--- Start DATA FOR THIS EXERCISE ---
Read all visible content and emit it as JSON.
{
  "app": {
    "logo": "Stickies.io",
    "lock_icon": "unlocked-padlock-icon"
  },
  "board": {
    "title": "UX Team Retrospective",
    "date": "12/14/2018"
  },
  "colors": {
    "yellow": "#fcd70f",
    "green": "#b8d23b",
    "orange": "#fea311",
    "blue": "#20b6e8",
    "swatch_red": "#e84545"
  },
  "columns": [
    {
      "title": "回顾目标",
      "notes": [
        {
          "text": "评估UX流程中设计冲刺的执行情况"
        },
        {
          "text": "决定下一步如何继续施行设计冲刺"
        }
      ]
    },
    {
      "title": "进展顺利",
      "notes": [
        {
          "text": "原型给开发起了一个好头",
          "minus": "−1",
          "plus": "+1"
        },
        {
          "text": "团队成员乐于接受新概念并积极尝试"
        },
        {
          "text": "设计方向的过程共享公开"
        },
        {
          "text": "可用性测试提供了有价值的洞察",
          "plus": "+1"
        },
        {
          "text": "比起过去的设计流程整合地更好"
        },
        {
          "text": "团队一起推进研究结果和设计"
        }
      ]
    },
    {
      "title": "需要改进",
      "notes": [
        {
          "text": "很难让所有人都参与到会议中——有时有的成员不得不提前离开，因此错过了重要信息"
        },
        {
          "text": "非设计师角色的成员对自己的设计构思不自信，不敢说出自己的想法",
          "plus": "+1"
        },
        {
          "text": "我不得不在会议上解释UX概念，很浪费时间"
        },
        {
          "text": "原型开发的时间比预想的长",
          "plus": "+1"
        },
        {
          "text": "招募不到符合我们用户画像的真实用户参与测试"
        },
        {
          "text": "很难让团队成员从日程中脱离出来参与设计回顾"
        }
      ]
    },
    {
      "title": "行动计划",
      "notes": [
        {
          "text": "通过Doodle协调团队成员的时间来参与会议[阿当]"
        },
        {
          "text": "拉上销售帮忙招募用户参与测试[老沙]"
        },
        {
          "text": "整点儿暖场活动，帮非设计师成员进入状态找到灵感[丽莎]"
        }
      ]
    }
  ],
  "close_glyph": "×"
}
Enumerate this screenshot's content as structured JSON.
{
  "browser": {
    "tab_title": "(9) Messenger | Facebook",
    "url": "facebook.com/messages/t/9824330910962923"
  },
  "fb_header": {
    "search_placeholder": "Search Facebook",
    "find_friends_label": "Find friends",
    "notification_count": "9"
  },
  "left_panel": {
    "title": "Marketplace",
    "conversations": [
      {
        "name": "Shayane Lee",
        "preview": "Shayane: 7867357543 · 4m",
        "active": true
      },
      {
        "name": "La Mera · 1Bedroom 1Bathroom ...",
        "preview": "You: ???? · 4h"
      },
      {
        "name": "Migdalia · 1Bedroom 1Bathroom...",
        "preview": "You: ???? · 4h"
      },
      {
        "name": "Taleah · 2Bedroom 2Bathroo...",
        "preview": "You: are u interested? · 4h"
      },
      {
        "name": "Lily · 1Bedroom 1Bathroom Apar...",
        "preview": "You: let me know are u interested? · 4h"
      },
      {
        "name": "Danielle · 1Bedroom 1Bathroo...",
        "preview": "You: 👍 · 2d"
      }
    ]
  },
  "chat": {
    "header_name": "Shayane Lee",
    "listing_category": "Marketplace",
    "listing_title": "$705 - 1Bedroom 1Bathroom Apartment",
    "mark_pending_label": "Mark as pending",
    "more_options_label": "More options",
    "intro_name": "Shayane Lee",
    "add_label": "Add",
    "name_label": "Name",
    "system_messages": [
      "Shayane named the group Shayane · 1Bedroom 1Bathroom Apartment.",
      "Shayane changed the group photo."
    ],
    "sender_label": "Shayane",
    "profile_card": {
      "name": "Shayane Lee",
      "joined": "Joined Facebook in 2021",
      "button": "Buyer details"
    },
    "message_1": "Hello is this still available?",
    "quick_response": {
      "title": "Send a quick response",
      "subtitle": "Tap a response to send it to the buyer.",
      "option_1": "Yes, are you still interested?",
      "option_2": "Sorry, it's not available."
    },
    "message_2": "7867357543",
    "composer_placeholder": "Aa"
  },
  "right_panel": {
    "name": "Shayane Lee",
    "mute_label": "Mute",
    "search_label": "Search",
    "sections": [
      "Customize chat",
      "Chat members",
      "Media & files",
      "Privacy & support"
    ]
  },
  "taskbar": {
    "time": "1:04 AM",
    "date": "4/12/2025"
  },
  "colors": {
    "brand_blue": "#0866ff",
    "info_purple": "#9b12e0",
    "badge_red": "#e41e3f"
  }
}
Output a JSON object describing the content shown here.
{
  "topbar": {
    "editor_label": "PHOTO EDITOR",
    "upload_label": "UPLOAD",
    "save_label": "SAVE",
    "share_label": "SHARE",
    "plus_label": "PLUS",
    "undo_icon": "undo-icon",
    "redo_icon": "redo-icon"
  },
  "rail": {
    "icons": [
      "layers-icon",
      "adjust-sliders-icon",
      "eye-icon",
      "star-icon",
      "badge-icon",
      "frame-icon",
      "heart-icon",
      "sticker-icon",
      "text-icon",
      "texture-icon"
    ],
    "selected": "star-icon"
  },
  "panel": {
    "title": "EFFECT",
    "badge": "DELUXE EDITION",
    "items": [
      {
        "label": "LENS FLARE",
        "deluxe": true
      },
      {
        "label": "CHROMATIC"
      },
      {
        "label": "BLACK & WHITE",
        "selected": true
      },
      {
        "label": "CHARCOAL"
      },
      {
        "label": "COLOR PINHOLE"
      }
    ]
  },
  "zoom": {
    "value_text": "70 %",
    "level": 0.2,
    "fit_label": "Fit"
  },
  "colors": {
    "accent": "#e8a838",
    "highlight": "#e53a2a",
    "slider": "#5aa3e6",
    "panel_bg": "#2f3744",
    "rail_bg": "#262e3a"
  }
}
--- End DATA FOR THIS EXERCISE ---
YOUR OBJECTIVE: Across the preceding material, how many lines contain the word "Apartment"? State the number alone.

CORRECT RESULT: 2